WHAT IS EXPECTED — Write only the number of lines holding the string "plain".

* start RECORDS FOR THIS TASK *

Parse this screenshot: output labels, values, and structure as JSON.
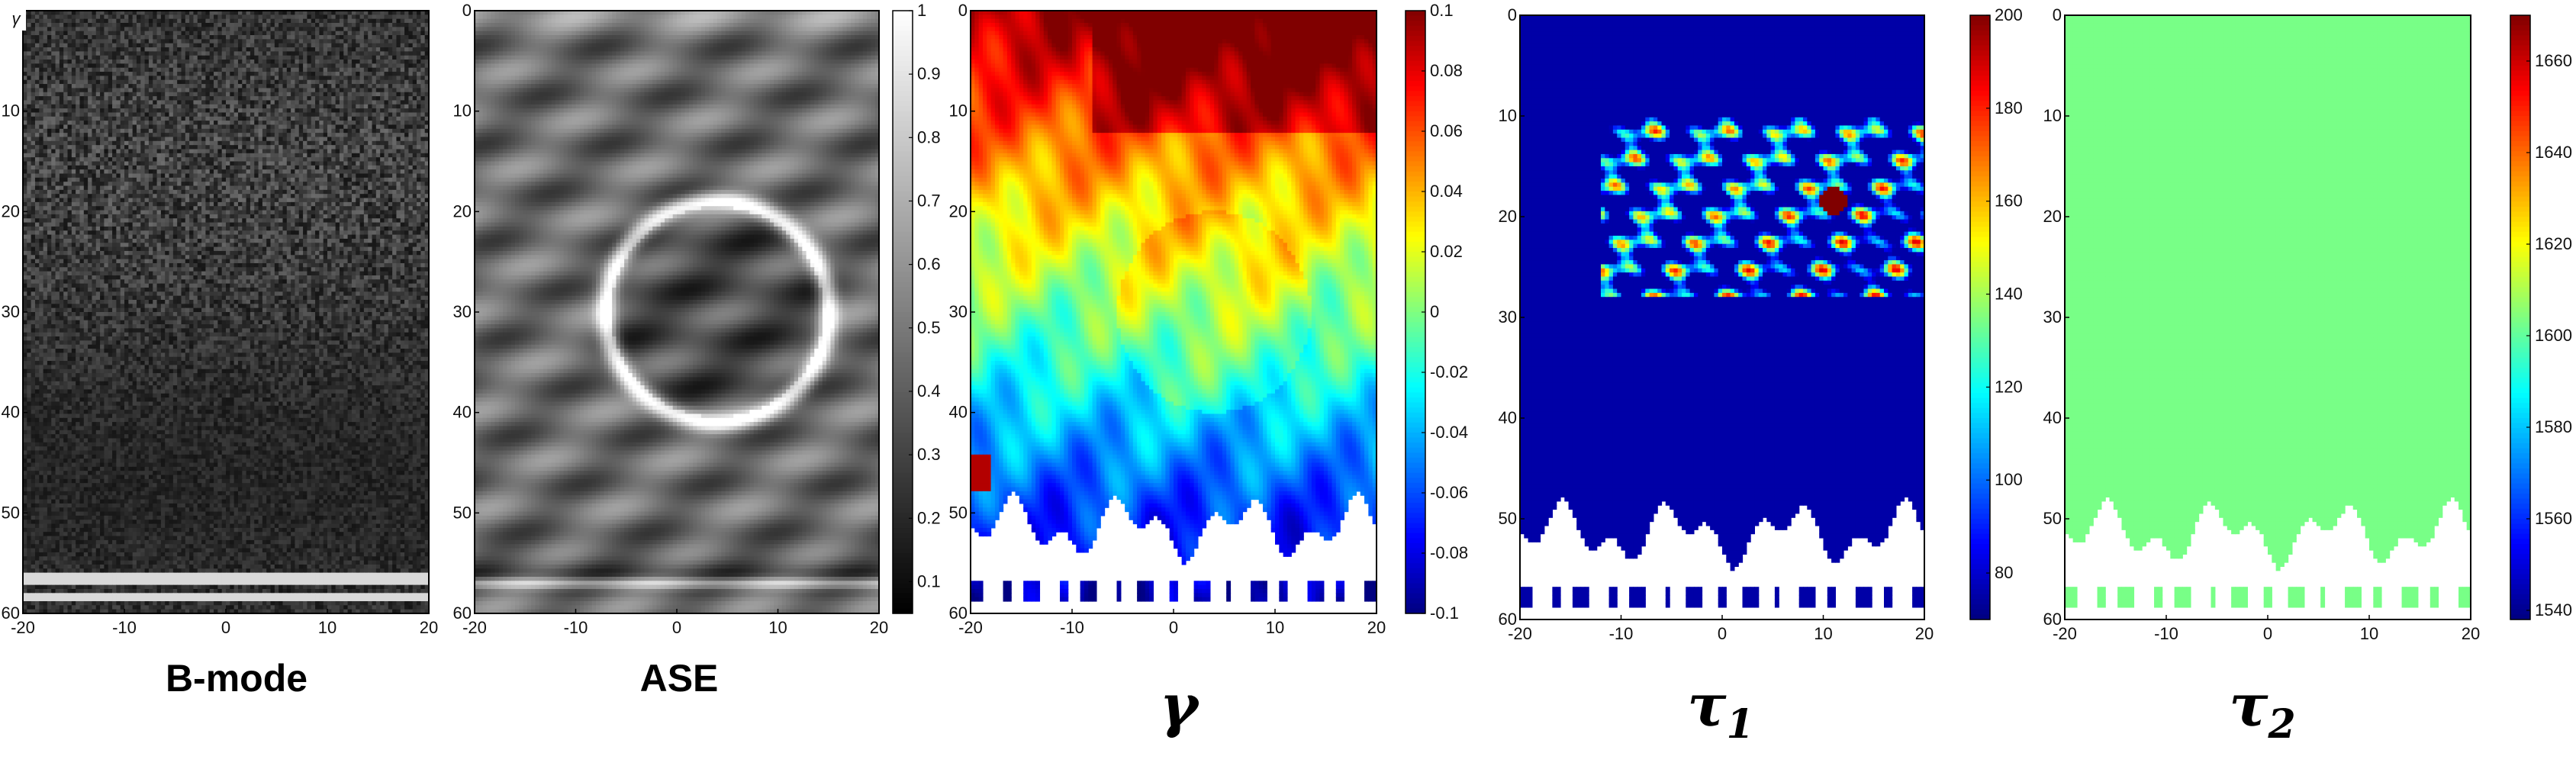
{
  "figure": {
    "panels": [
      {
        "id": "bmode",
        "title": "B-mode",
        "title_style": "plain",
        "corner_label": "γ"
      },
      {
        "id": "ase",
        "title": "ASE",
        "title_style": "plain"
      },
      {
        "id": "gamma",
        "title": "γ",
        "title_style": "greek"
      },
      {
        "id": "tau1",
        "title": "τ",
        "title_sub": "1",
        "title_style": "greek"
      },
      {
        "id": "tau2",
        "title": "τ",
        "title_sub": "2",
        "title_style": "greek"
      }
    ]
  },
  "chart_data": [
    {
      "type": "heatmap",
      "title": "B-mode",
      "xlim": [
        -20,
        20
      ],
      "ylim": [
        0,
        60
      ],
      "y_reversed": true,
      "x_ticks": [
        -20,
        -10,
        0,
        10,
        20
      ],
      "y_ticks": [
        10,
        20,
        30,
        40,
        50,
        60
      ],
      "y_tick_labels": [
        "10",
        "20",
        "30",
        "40",
        "50",
        "60"
      ],
      "corner_label": "γ",
      "colormap": "gray",
      "colorbar": false,
      "content": "speckle"
    },
    {
      "type": "heatmap",
      "title": "ASE",
      "xlim": [
        -20,
        20
      ],
      "ylim": [
        0,
        60
      ],
      "y_reversed": true,
      "x_ticks": [
        -20,
        -10,
        0,
        10,
        20
      ],
      "y_ticks": [
        0,
        10,
        20,
        30,
        40,
        50,
        60
      ],
      "colormap": "gray",
      "colorbar": true,
      "clim": [
        0.05,
        1
      ],
      "colorbar_ticks": [
        0.1,
        0.2,
        0.3,
        0.4,
        0.5,
        0.6,
        0.7,
        0.8,
        0.9,
        1
      ],
      "colorbar_tick_labels": [
        "0.1",
        "0.2",
        "0.3",
        "0.4",
        "0.5",
        "0.6",
        "0.7",
        "0.8",
        "0.9",
        "1"
      ],
      "content": "inclusion-ring"
    },
    {
      "type": "heatmap",
      "title": "γ",
      "xlim": [
        -20,
        20
      ],
      "ylim": [
        0,
        60
      ],
      "y_reversed": true,
      "x_ticks": [
        -20,
        -10,
        0,
        10,
        20
      ],
      "y_ticks": [
        0,
        10,
        20,
        30,
        40,
        50,
        60
      ],
      "colormap": "jet",
      "colorbar": true,
      "clim": [
        -0.1,
        0.1
      ],
      "colorbar_ticks": [
        -0.1,
        -0.08,
        -0.06,
        -0.04,
        -0.02,
        0,
        0.02,
        0.04,
        0.06,
        0.08,
        0.1
      ],
      "colorbar_tick_labels": [
        "-0.1",
        "-0.08",
        "-0.06",
        "-0.04",
        "-0.02",
        "0",
        "0.02",
        "0.04",
        "0.06",
        "0.08",
        "0.1"
      ],
      "content": "gamma-map"
    },
    {
      "type": "heatmap",
      "title": "τ1",
      "xlim": [
        -20,
        20
      ],
      "ylim": [
        0,
        60
      ],
      "y_reversed": true,
      "x_ticks": [
        -20,
        -10,
        0,
        10,
        20
      ],
      "y_ticks": [
        0,
        10,
        20,
        30,
        40,
        50,
        60
      ],
      "colormap": "jet",
      "colorbar": true,
      "clim": [
        70,
        200
      ],
      "colorbar_ticks": [
        80,
        100,
        120,
        140,
        160,
        180,
        200
      ],
      "colorbar_tick_labels": [
        "80",
        "100",
        "120",
        "140",
        "160",
        "180",
        "200"
      ],
      "content": "tau1-map"
    },
    {
      "type": "heatmap",
      "title": "τ2",
      "xlim": [
        -20,
        20
      ],
      "ylim": [
        0,
        60
      ],
      "y_reversed": true,
      "x_ticks": [
        -20,
        -10,
        0,
        10,
        20
      ],
      "y_ticks": [
        0,
        10,
        20,
        30,
        40,
        50,
        60
      ],
      "colormap": "jet",
      "colorbar": true,
      "clim": [
        1538,
        1670
      ],
      "colorbar_ticks": [
        1540,
        1560,
        1580,
        1600,
        1620,
        1640,
        1660
      ],
      "colorbar_tick_labels": [
        "1540",
        "1560",
        "1580",
        "1600",
        "1620",
        "1640",
        "1660"
      ],
      "content": "tau2-map"
    }
  ]
}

* end RECORDS FOR THIS TASK *

ANSWER BELOW — 2